*Challenge:*
Reproduce the material word for word; the images stay out.

*Entries provided:*

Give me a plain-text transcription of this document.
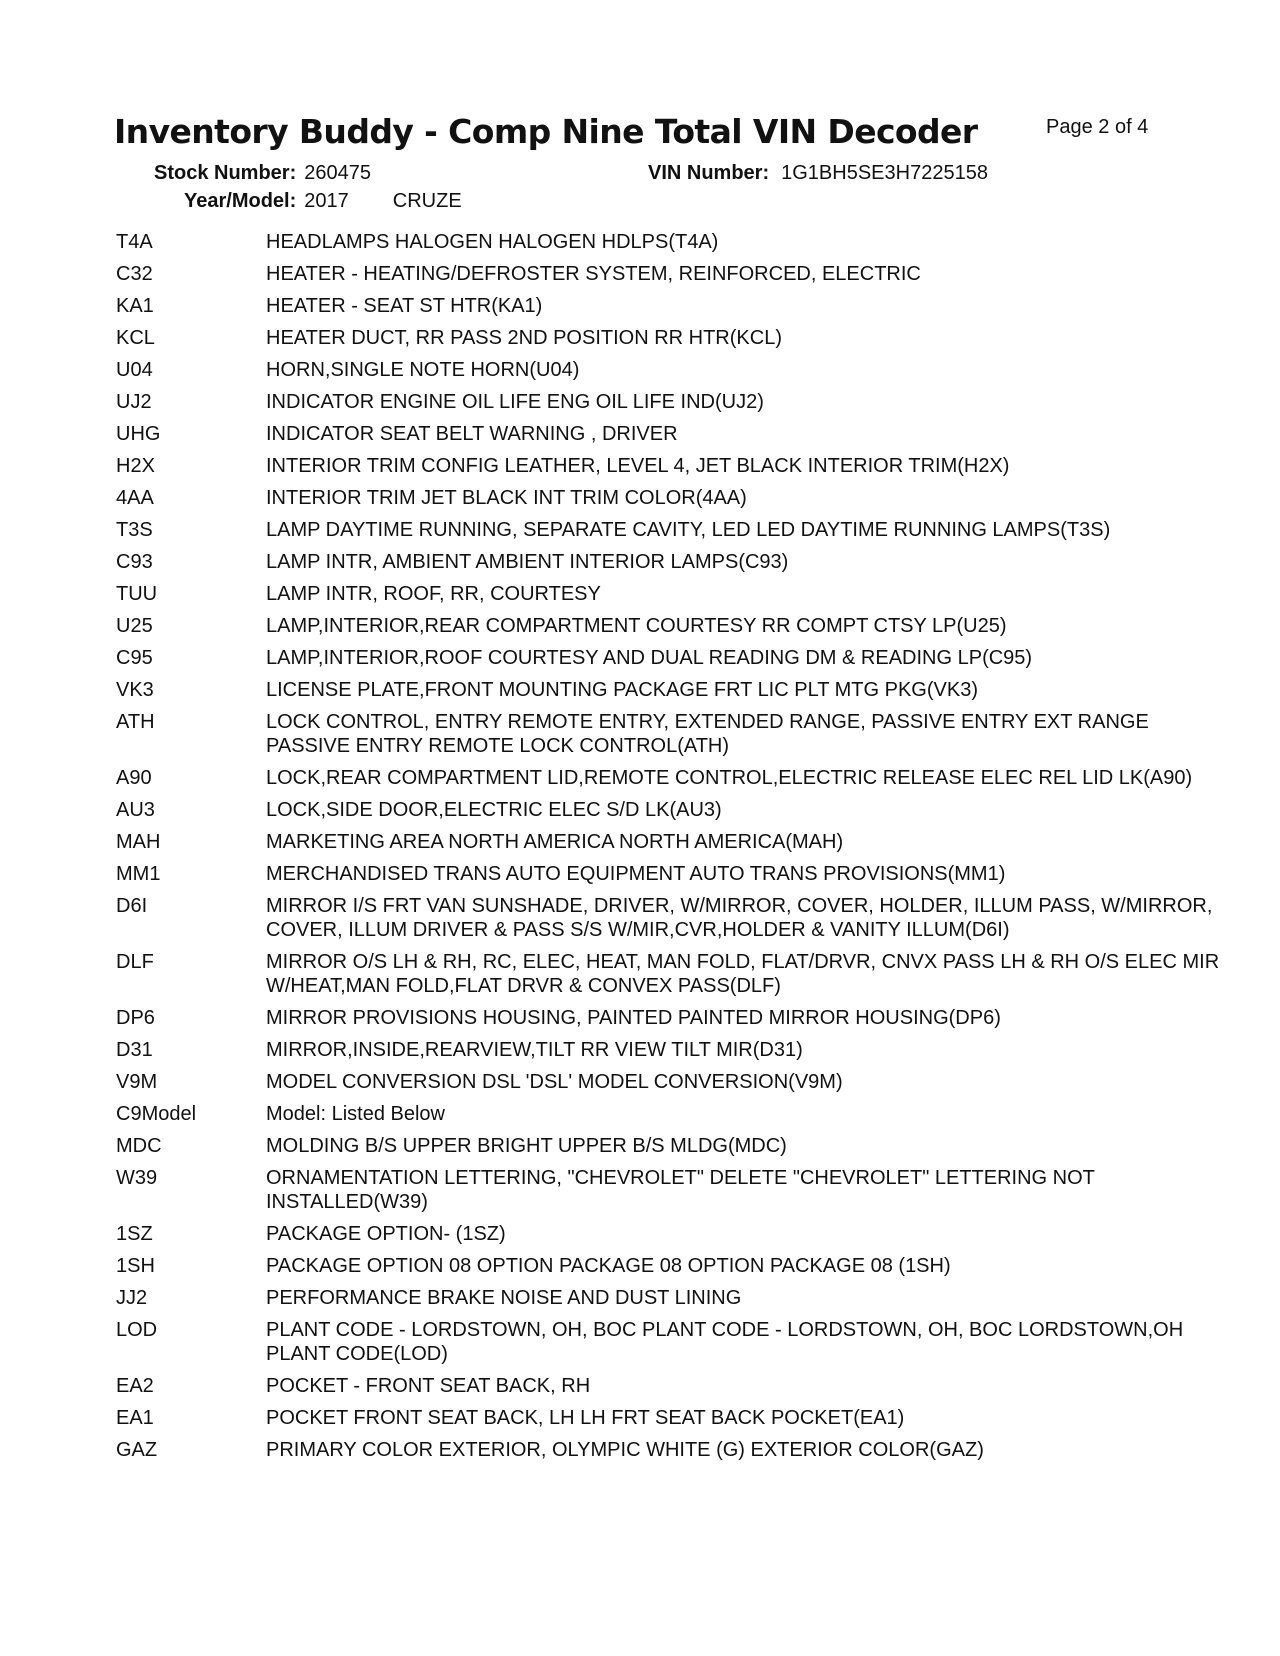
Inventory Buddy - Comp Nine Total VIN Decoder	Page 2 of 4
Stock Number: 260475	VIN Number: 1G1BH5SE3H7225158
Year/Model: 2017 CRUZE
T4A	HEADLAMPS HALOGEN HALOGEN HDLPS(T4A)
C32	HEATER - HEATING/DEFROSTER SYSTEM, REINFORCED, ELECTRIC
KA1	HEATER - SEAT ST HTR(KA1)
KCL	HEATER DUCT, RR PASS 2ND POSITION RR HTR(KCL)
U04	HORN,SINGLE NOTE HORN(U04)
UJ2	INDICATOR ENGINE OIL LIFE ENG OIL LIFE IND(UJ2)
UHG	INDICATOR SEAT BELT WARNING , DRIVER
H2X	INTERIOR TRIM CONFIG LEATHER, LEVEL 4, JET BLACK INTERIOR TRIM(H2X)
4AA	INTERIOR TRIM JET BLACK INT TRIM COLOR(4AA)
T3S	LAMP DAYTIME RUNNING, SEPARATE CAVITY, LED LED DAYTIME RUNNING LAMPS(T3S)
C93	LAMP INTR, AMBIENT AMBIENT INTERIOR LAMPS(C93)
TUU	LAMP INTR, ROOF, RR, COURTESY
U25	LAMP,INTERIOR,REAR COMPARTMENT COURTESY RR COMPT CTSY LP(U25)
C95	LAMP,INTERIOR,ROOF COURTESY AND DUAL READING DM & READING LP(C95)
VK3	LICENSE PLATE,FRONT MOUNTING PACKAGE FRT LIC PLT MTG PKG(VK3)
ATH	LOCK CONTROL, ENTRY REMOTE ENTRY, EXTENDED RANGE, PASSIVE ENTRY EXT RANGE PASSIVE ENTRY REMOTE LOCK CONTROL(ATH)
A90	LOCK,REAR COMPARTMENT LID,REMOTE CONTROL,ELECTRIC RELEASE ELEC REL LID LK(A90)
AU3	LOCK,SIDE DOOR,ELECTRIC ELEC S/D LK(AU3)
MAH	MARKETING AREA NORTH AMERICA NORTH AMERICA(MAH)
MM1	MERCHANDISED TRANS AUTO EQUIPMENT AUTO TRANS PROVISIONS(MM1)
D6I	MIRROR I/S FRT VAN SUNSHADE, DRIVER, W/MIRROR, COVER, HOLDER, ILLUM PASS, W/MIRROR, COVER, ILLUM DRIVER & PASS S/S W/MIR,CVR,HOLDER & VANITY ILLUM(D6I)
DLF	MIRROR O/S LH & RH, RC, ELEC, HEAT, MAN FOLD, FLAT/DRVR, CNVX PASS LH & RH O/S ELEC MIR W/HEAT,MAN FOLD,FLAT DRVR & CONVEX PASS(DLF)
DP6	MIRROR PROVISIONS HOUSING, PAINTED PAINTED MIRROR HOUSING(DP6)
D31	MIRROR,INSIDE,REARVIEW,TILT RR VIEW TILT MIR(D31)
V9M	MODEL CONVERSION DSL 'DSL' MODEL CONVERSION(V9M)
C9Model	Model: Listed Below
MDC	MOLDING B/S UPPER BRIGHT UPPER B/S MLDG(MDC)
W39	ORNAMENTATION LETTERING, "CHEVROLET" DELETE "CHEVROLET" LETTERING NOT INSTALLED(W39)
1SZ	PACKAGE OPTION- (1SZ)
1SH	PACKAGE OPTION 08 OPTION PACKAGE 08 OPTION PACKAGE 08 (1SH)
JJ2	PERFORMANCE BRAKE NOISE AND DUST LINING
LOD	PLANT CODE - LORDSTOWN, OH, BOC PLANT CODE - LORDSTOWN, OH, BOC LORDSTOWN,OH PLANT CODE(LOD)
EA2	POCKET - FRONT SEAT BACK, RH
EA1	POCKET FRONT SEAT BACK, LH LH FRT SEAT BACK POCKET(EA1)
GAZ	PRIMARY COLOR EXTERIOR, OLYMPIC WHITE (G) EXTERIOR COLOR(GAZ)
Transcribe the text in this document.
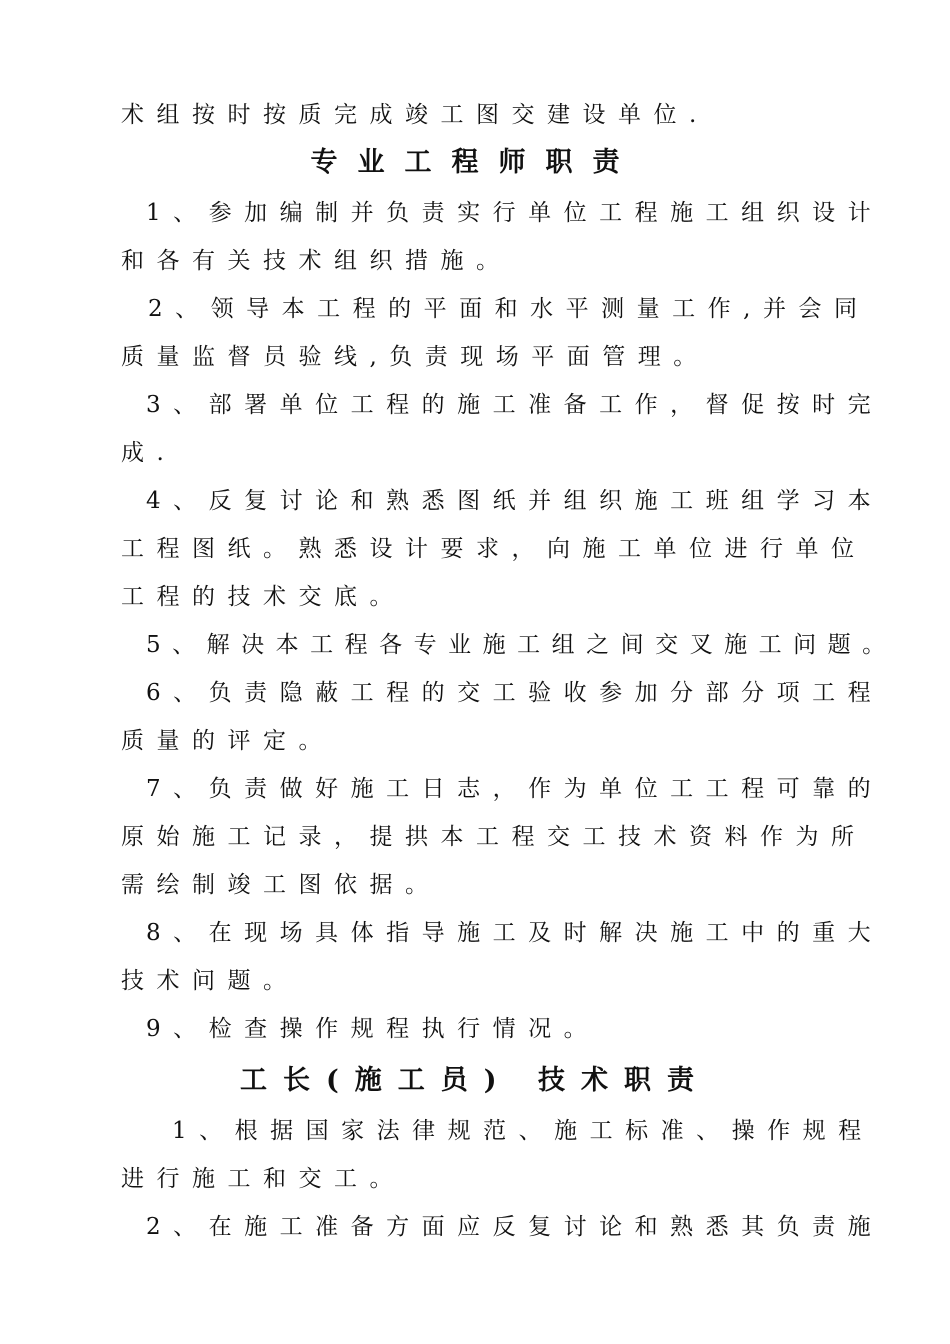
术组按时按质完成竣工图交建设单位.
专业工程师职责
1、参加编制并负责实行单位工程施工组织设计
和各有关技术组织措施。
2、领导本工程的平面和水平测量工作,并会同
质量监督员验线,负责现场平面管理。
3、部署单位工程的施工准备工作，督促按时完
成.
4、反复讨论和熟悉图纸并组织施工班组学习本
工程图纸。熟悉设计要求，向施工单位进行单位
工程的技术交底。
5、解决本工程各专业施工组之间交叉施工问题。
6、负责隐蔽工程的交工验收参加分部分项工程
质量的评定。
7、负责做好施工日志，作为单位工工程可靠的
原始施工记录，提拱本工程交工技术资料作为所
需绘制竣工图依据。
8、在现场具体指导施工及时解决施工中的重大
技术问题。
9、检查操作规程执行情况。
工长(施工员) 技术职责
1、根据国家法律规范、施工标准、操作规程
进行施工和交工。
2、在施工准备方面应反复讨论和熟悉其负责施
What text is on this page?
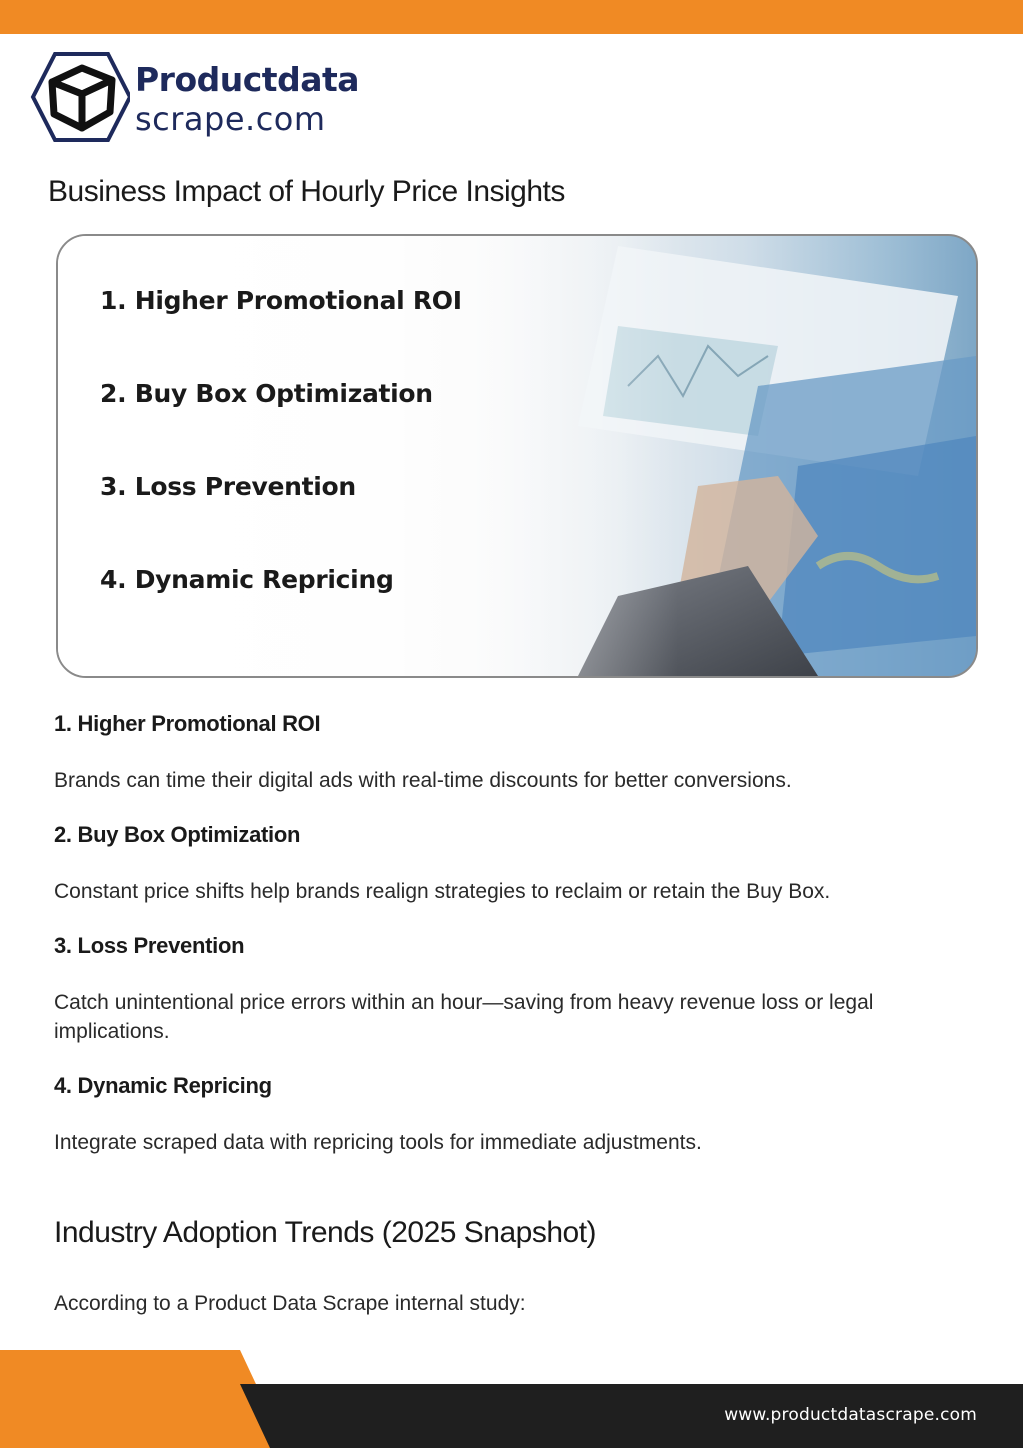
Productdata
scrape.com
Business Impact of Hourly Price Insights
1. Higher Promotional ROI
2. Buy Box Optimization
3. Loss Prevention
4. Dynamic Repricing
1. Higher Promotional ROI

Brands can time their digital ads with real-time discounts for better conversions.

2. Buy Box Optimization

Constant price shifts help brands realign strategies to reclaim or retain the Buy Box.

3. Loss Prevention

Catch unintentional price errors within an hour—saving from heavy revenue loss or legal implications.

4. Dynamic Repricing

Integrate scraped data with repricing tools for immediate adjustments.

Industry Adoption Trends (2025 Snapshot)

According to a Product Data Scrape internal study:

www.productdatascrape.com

*Exercise answer:*
Give me a plain-text transcription of this document.
Inventory Buddy - Comp Nine Total VIN Decoder	Page 2 of 4
Stock Number: 260475	VIN Number: 1G1BH5SE3H7225158
Year/Model: 2017 CRUZE
T4A	HEADLAMPS HALOGEN HALOGEN HDLPS(T4A)
C32	HEATER - HEATING/DEFROSTER SYSTEM, REINFORCED, ELECTRIC
KA1	HEATER - SEAT ST HTR(KA1)
KCL	HEATER DUCT, RR PASS 2ND POSITION RR HTR(KCL)
U04	HORN,SINGLE NOTE HORN(U04)
UJ2	INDICATOR ENGINE OIL LIFE ENG OIL LIFE IND(UJ2)
UHG	INDICATOR SEAT BELT WARNING , DRIVER
H2X	INTERIOR TRIM CONFIG LEATHER, LEVEL 4, JET BLACK INTERIOR TRIM(H2X)
4AA	INTERIOR TRIM JET BLACK INT TRIM COLOR(4AA)
T3S	LAMP DAYTIME RUNNING, SEPARATE CAVITY, LED LED DAYTIME RUNNING LAMPS(T3S)
C93	LAMP INTR, AMBIENT AMBIENT INTERIOR LAMPS(C93)
TUU	LAMP INTR, ROOF, RR, COURTESY
U25	LAMP,INTERIOR,REAR COMPARTMENT COURTESY RR COMPT CTSY LP(U25)
C95	LAMP,INTERIOR,ROOF COURTESY AND DUAL READING DM & READING LP(C95)
VK3	LICENSE PLATE,FRONT MOUNTING PACKAGE FRT LIC PLT MTG PKG(VK3)
ATH	LOCK CONTROL, ENTRY REMOTE ENTRY, EXTENDED RANGE, PASSIVE ENTRY EXT RANGE PASSIVE ENTRY REMOTE LOCK CONTROL(ATH)
A90	LOCK,REAR COMPARTMENT LID,REMOTE CONTROL,ELECTRIC RELEASE ELEC REL LID LK(A90)
AU3	LOCK,SIDE DOOR,ELECTRIC ELEC S/D LK(AU3)
MAH	MARKETING AREA NORTH AMERICA NORTH AMERICA(MAH)
MM1	MERCHANDISED TRANS AUTO EQUIPMENT AUTO TRANS PROVISIONS(MM1)
D6I	MIRROR I/S FRT VAN SUNSHADE, DRIVER, W/MIRROR, COVER, HOLDER, ILLUM PASS, W/MIRROR, COVER, ILLUM DRIVER & PASS S/S W/MIR,CVR,HOLDER & VANITY ILLUM(D6I)
DLF	MIRROR O/S LH & RH, RC, ELEC, HEAT, MAN FOLD, FLAT/DRVR, CNVX PASS LH & RH O/S ELEC MIR W/HEAT,MAN FOLD,FLAT DRVR & CONVEX PASS(DLF)
DP6	MIRROR PROVISIONS HOUSING, PAINTED PAINTED MIRROR HOUSING(DP6)
D31	MIRROR,INSIDE,REARVIEW,TILT RR VIEW TILT MIR(D31)
V9M	MODEL CONVERSION DSL 'DSL' MODEL CONVERSION(V9M)
C9Model	Model: Listed Below
MDC	MOLDING B/S UPPER BRIGHT UPPER B/S MLDG(MDC)
W39	ORNAMENTATION LETTERING, "CHEVROLET" DELETE "CHEVROLET" LETTERING NOT INSTALLED(W39)
1SZ	PACKAGE OPTION- (1SZ)
1SH	PACKAGE OPTION 08 OPTION PACKAGE 08 OPTION PACKAGE 08 (1SH)
JJ2	PERFORMANCE BRAKE NOISE AND DUST LINING
LOD	PLANT CODE - LORDSTOWN, OH, BOC PLANT CODE - LORDSTOWN, OH, BOC LORDSTOWN,OH PLANT CODE(LOD)
EA2	POCKET - FRONT SEAT BACK, RH
EA1	POCKET FRONT SEAT BACK, LH LH FRT SEAT BACK POCKET(EA1)
GAZ	PRIMARY COLOR EXTERIOR, OLYMPIC WHITE (G) EXTERIOR COLOR(GAZ)
Transcribe the text in this document.
术组按时按质完成竣工图交建设单位.
专业工程师职责
1、参加编制并负责实行单位工程施工组织设计
和各有关技术组织措施。
2、领导本工程的平面和水平测量工作,并会同
质量监督员验线,负责现场平面管理。
3、部署单位工程的施工准备工作，督促按时完
成.
4、反复讨论和熟悉图纸并组织施工班组学习本
工程图纸。熟悉设计要求，向施工单位进行单位
工程的技术交底。
5、解决本工程各专业施工组之间交叉施工问题。
6、负责隐蔽工程的交工验收参加分部分项工程
质量的评定。
7、负责做好施工日志，作为单位工工程可靠的
原始施工记录，提拱本工程交工技术资料作为所
需绘制竣工图依据。
8、在现场具体指导施工及时解决施工中的重大
技术问题。
9、检查操作规程执行情况。
工长(施工员) 技术职责
1、根据国家法律规范、施工标准、操作规程
进行施工和交工。
2、在施工准备方面应反复讨论和熟悉其负责施
What text is on this page?
Productdata
scrape.com
Business Impact of Hourly Price Insights
1. Higher Promotional ROI
2. Buy Box Optimization
3. Loss Prevention
4. Dynamic Repricing
1. Higher Promotional ROI

Brands can time their digital ads with real-time discounts for better conversions.

2. Buy Box Optimization

Constant price shifts help brands realign strategies to reclaim or retain the Buy Box.

3. Loss Prevention

Catch unintentional price errors within an hour—saving from heavy revenue loss or legal implications.

4. Dynamic Repricing

Integrate scraped data with repricing tools for immediate adjustments.

Industry Adoption Trends (2025 Snapshot)

According to a Product Data Scrape internal study:

www.productdatascrape.com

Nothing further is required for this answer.